# WHAT YOU HAVE TO DO
The data below needs to be returned exactly, line for line.

## BEGIN

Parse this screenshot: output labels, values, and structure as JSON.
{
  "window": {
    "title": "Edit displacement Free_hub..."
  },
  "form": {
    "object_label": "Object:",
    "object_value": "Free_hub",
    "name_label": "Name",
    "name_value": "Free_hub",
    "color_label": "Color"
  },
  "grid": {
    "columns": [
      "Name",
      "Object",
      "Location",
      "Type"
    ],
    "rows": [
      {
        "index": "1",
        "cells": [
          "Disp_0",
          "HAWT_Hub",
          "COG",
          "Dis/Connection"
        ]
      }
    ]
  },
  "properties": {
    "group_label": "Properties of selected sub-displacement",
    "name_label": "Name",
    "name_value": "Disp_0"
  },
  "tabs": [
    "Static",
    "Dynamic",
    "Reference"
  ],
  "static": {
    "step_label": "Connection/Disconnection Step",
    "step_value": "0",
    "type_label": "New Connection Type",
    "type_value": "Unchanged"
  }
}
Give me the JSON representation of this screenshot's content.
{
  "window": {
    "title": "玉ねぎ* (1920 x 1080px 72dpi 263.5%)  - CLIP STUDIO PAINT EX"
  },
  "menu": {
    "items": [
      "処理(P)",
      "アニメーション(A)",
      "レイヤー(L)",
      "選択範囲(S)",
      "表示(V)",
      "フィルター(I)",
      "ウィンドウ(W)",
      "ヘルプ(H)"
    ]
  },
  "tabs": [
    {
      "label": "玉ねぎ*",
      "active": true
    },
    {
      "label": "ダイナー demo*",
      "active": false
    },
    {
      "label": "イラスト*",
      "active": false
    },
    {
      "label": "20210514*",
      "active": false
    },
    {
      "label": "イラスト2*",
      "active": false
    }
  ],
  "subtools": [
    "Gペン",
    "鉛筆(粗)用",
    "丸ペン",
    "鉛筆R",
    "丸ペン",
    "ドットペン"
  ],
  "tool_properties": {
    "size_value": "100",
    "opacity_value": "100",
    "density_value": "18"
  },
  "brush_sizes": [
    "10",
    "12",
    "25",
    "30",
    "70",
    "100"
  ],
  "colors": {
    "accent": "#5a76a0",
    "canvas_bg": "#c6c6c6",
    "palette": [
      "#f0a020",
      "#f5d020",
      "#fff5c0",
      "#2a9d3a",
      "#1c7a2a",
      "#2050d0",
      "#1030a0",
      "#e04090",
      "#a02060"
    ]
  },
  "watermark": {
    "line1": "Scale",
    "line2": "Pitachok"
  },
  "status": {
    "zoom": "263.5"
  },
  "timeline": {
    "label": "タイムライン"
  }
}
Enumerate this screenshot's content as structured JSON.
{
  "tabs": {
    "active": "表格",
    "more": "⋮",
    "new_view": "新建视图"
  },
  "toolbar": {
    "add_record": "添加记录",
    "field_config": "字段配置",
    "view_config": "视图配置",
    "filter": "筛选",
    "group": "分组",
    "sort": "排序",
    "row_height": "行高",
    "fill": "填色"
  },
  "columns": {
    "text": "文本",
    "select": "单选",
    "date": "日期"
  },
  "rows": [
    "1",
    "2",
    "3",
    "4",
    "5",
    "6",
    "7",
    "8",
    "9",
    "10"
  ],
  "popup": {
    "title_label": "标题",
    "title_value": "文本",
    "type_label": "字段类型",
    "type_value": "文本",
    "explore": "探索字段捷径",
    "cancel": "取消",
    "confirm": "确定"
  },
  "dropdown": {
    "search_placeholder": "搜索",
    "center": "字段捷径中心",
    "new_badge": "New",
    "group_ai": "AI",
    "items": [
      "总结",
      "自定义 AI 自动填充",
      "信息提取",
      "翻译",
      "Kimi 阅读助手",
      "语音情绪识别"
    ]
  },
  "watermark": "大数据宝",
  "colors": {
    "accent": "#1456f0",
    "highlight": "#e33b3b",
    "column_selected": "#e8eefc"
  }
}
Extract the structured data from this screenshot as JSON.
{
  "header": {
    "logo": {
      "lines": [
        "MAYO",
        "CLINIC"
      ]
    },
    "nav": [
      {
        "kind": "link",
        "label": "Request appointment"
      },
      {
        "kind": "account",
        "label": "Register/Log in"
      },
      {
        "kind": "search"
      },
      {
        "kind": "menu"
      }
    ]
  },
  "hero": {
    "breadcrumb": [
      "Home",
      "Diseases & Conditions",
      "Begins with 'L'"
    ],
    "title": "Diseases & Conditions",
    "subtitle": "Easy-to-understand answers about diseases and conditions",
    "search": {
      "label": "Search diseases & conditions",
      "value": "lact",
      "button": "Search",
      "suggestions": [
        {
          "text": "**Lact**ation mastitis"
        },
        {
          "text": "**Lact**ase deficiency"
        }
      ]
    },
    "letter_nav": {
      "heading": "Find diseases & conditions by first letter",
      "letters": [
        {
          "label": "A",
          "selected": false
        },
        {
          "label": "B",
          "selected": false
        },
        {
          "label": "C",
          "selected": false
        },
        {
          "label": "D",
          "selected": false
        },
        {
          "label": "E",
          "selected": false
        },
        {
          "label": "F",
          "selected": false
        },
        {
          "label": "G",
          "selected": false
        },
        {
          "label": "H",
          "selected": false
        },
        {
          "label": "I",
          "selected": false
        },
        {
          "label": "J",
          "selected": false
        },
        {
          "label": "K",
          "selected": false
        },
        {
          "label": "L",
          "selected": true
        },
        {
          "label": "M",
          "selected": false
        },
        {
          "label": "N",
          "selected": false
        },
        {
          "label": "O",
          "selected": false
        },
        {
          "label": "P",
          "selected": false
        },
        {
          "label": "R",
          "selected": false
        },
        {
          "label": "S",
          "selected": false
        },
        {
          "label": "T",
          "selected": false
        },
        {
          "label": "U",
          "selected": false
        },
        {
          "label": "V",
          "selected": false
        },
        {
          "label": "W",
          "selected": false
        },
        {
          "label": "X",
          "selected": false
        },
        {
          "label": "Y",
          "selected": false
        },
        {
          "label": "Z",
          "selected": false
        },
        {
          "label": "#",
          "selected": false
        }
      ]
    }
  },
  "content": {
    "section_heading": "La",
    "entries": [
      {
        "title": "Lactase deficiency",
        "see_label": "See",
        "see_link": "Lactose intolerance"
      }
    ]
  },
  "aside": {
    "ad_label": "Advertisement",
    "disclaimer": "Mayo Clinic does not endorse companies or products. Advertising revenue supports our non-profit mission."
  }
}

## END

# ANSWER TO THIS TASK
Parse this screenshot: output labels, values, and structure as JSON.
{
  "window": {
    "title": "Edit displacement Free_hub..."
  },
  "form": {
    "object_label": "Object:",
    "object_value": "Free_hub",
    "name_label": "Name",
    "name_value": "Free_hub",
    "color_label": "Color"
  },
  "grid": {
    "columns": [
      "Name",
      "Object",
      "Location",
      "Type"
    ],
    "rows": [
      {
        "index": "1",
        "cells": [
          "Disp_0",
          "HAWT_Hub",
          "COG",
          "Dis/Connection"
        ]
      }
    ]
  },
  "properties": {
    "group_label": "Properties of selected sub-displacement",
    "name_label": "Name",
    "name_value": "Disp_0"
  },
  "tabs": [
    "Static",
    "Dynamic",
    "Reference"
  ],
  "static": {
    "step_label": "Connection/Disconnection Step",
    "step_value": "0",
    "type_label": "New Connection Type",
    "type_value": "Unchanged"
  }
}
Give me the JSON representation of this screenshot's content.
{
  "window": {
    "title": "玉ねぎ* (1920 x 1080px 72dpi 263.5%)  - CLIP STUDIO PAINT EX"
  },
  "menu": {
    "items": [
      "処理(P)",
      "アニメーション(A)",
      "レイヤー(L)",
      "選択範囲(S)",
      "表示(V)",
      "フィルター(I)",
      "ウィンドウ(W)",
      "ヘルプ(H)"
    ]
  },
  "tabs": [
    {
      "label": "玉ねぎ*",
      "active": true
    },
    {
      "label": "ダイナー demo*",
      "active": false
    },
    {
      "label": "イラスト*",
      "active": false
    },
    {
      "label": "20210514*",
      "active": false
    },
    {
      "label": "イラスト2*",
      "active": false
    }
  ],
  "subtools": [
    "Gペン",
    "鉛筆(粗)用",
    "丸ペン",
    "鉛筆R",
    "丸ペン",
    "ドットペン"
  ],
  "tool_properties": {
    "size_value": "100",
    "opacity_value": "100",
    "density_value": "18"
  },
  "brush_sizes": [
    "10",
    "12",
    "25",
    "30",
    "70",
    "100"
  ],
  "colors": {
    "accent": "#5a76a0",
    "canvas_bg": "#c6c6c6",
    "palette": [
      "#f0a020",
      "#f5d020",
      "#fff5c0",
      "#2a9d3a",
      "#1c7a2a",
      "#2050d0",
      "#1030a0",
      "#e04090",
      "#a02060"
    ]
  },
  "watermark": {
    "line1": "Scale",
    "line2": "Pitachok"
  },
  "status": {
    "zoom": "263.5"
  },
  "timeline": {
    "label": "タイムライン"
  }
}
Enumerate this screenshot's content as structured JSON.
{
  "tabs": {
    "active": "表格",
    "more": "⋮",
    "new_view": "新建视图"
  },
  "toolbar": {
    "add_record": "添加记录",
    "field_config": "字段配置",
    "view_config": "视图配置",
    "filter": "筛选",
    "group": "分组",
    "sort": "排序",
    "row_height": "行高",
    "fill": "填色"
  },
  "columns": {
    "text": "文本",
    "select": "单选",
    "date": "日期"
  },
  "rows": [
    "1",
    "2",
    "3",
    "4",
    "5",
    "6",
    "7",
    "8",
    "9",
    "10"
  ],
  "popup": {
    "title_label": "标题",
    "title_value": "文本",
    "type_label": "字段类型",
    "type_value": "文本",
    "explore": "探索字段捷径",
    "cancel": "取消",
    "confirm": "确定"
  },
  "dropdown": {
    "search_placeholder": "搜索",
    "center": "字段捷径中心",
    "new_badge": "New",
    "group_ai": "AI",
    "items": [
      "总结",
      "自定义 AI 自动填充",
      "信息提取",
      "翻译",
      "Kimi 阅读助手",
      "语音情绪识别"
    ]
  },
  "watermark": "大数据宝",
  "colors": {
    "accent": "#1456f0",
    "highlight": "#e33b3b",
    "column_selected": "#e8eefc"
  }
}
Extract the structured data from this screenshot as JSON.
{
  "header": {
    "logo": {
      "lines": [
        "MAYO",
        "CLINIC"
      ]
    },
    "nav": [
      {
        "kind": "link",
        "label": "Request appointment"
      },
      {
        "kind": "account",
        "label": "Register/Log in"
      },
      {
        "kind": "search"
      },
      {
        "kind": "menu"
      }
    ]
  },
  "hero": {
    "breadcrumb": [
      "Home",
      "Diseases & Conditions",
      "Begins with 'L'"
    ],
    "title": "Diseases & Conditions",
    "subtitle": "Easy-to-understand answers about diseases and conditions",
    "search": {
      "label": "Search diseases & conditions",
      "value": "lact",
      "button": "Search",
      "suggestions": [
        {
          "text": "**Lact**ation mastitis"
        },
        {
          "text": "**Lact**ase deficiency"
        }
      ]
    },
    "letter_nav": {
      "heading": "Find diseases & conditions by first letter",
      "letters": [
        {
          "label": "A",
          "selected": false
        },
        {
          "label": "B",
          "selected": false
        },
        {
          "label": "C",
          "selected": false
        },
        {
          "label": "D",
          "selected": false
        },
        {
          "label": "E",
          "selected": false
        },
        {
          "label": "F",
          "selected": false
        },
        {
          "label": "G",
          "selected": false
        },
        {
          "label": "H",
          "selected": false
        },
        {
          "label": "I",
          "selected": false
        },
        {
          "label": "J",
          "selected": false
        },
        {
          "label": "K",
          "selected": false
        },
        {
          "label": "L",
          "selected": true
        },
        {
          "label": "M",
          "selected": false
        },
        {
          "label": "N",
          "selected": false
        },
        {
          "label": "O",
          "selected": false
        },
        {
          "label": "P",
          "selected": false
        },
        {
          "label": "R",
          "selected": false
        },
        {
          "label": "S",
          "selected": false
        },
        {
          "label": "T",
          "selected": false
        },
        {
          "label": "U",
          "selected": false
        },
        {
          "label": "V",
          "selected": false
        },
        {
          "label": "W",
          "selected": false
        },
        {
          "label": "X",
          "selected": false
        },
        {
          "label": "Y",
          "selected": false
        },
        {
          "label": "Z",
          "selected": false
        },
        {
          "label": "#",
          "selected": false
        }
      ]
    }
  },
  "content": {
    "section_heading": "La",
    "entries": [
      {
        "title": "Lactase deficiency",
        "see_label": "See",
        "see_link": "Lactose intolerance"
      }
    ]
  },
  "aside": {
    "ad_label": "Advertisement",
    "disclaimer": "Mayo Clinic does not endorse companies or products. Advertising revenue supports our non-profit mission."
  }
}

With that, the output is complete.